* _WHAT YOU WILL DO_
Omit all pictures and give the records below again exactly as written.

━━━━━ RECORDS PROVIDED

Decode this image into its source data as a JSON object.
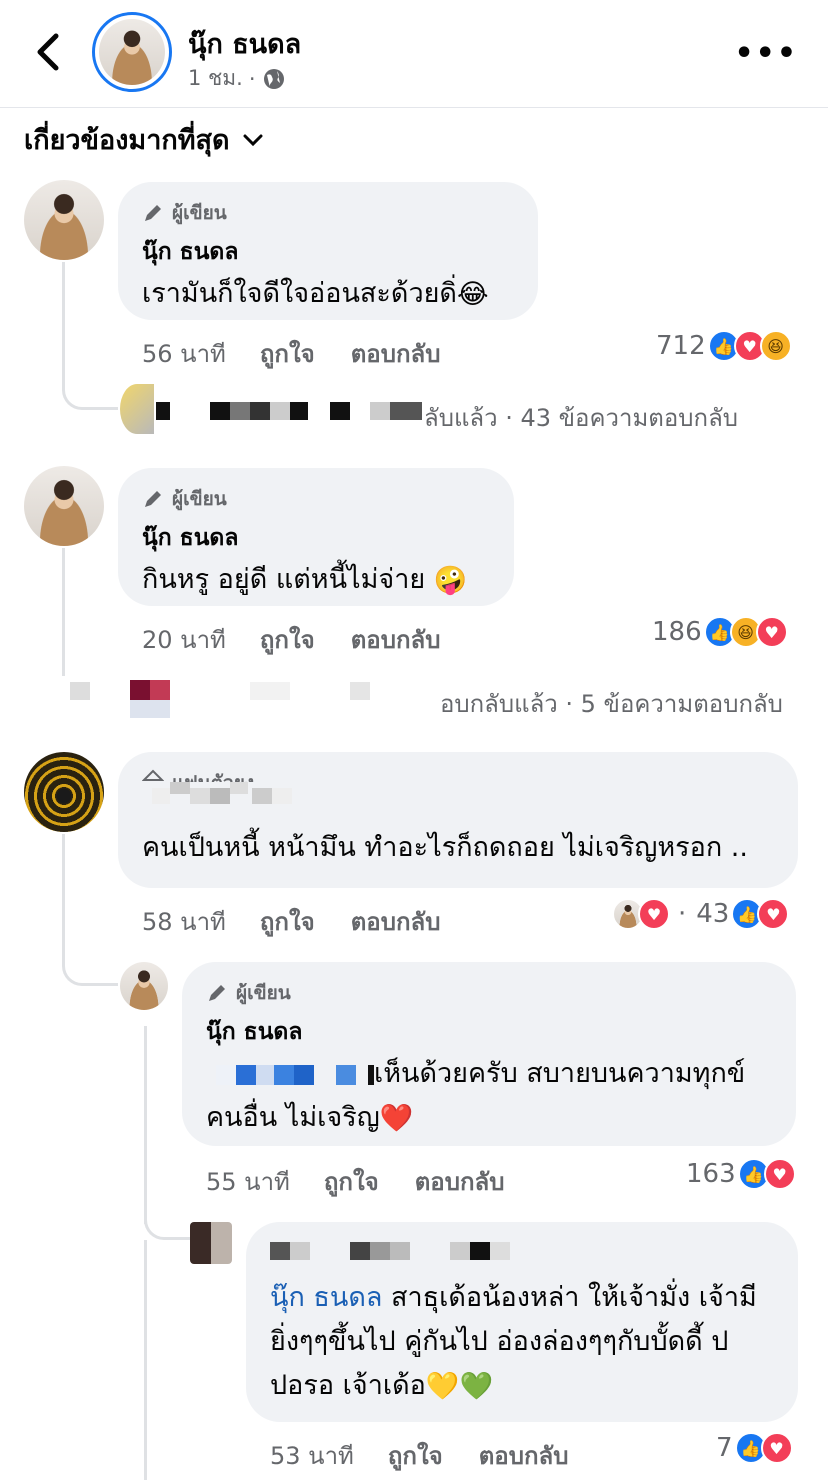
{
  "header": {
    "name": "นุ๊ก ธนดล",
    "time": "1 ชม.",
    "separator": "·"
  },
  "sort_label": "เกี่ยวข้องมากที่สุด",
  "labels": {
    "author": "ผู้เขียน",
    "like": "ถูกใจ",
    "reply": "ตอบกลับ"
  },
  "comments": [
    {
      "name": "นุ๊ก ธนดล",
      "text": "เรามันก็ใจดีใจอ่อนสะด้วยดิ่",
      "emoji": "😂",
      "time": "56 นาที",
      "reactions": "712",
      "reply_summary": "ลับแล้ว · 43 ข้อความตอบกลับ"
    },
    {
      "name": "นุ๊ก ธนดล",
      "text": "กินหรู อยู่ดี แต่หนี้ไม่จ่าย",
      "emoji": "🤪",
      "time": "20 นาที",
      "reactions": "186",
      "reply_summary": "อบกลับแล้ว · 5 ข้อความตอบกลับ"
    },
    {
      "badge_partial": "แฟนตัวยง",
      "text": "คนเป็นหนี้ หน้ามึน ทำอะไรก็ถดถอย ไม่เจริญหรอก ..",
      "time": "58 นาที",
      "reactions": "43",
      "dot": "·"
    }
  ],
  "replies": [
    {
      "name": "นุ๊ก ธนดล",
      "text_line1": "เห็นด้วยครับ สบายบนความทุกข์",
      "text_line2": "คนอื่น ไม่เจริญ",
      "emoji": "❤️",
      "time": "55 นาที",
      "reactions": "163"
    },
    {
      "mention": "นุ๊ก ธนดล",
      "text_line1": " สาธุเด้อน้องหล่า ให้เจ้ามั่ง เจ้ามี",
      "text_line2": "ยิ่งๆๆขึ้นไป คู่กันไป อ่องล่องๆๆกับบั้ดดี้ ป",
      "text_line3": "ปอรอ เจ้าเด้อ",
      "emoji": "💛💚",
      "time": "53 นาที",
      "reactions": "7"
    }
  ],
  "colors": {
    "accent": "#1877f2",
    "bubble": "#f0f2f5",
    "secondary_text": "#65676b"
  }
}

━━━━━━━━━━

* _SOLUTION BELOW_
Decode this image into its source data as a JSON object.
{
  "header": {
    "name": "นุ๊ก ธนดล",
    "time": "1 ชม.",
    "separator": "·"
  },
  "sort_label": "เกี่ยวข้องมากที่สุด",
  "labels": {
    "author": "ผู้เขียน",
    "like": "ถูกใจ",
    "reply": "ตอบกลับ"
  },
  "comments": [
    {
      "name": "นุ๊ก ธนดล",
      "text": "เรามันก็ใจดีใจอ่อนสะด้วยดิ่",
      "emoji": "😂",
      "time": "56 นาที",
      "reactions": "712",
      "reply_summary": "ลับแล้ว · 43 ข้อความตอบกลับ"
    },
    {
      "name": "นุ๊ก ธนดล",
      "text": "กินหรู อยู่ดี แต่หนี้ไม่จ่าย",
      "emoji": "🤪",
      "time": "20 นาที",
      "reactions": "186",
      "reply_summary": "อบกลับแล้ว · 5 ข้อความตอบกลับ"
    },
    {
      "badge_partial": "แฟนตัวยง",
      "text": "คนเป็นหนี้ หน้ามึน ทำอะไรก็ถดถอย ไม่เจริญหรอก ..",
      "time": "58 นาที",
      "reactions": "43",
      "dot": "·"
    }
  ],
  "replies": [
    {
      "name": "นุ๊ก ธนดล",
      "text_line1": "เห็นด้วยครับ สบายบนความทุกข์",
      "text_line2": "คนอื่น ไม่เจริญ",
      "emoji": "❤️",
      "time": "55 นาที",
      "reactions": "163"
    },
    {
      "mention": "นุ๊ก ธนดล",
      "text_line1": " สาธุเด้อน้องหล่า ให้เจ้ามั่ง เจ้ามี",
      "text_line2": "ยิ่งๆๆขึ้นไป คู่กันไป อ่องล่องๆๆกับบั้ดดี้ ป",
      "text_line3": "ปอรอ เจ้าเด้อ",
      "emoji": "💛💚",
      "time": "53 นาที",
      "reactions": "7"
    }
  ],
  "colors": {
    "accent": "#1877f2",
    "bubble": "#f0f2f5",
    "secondary_text": "#65676b"
  }
}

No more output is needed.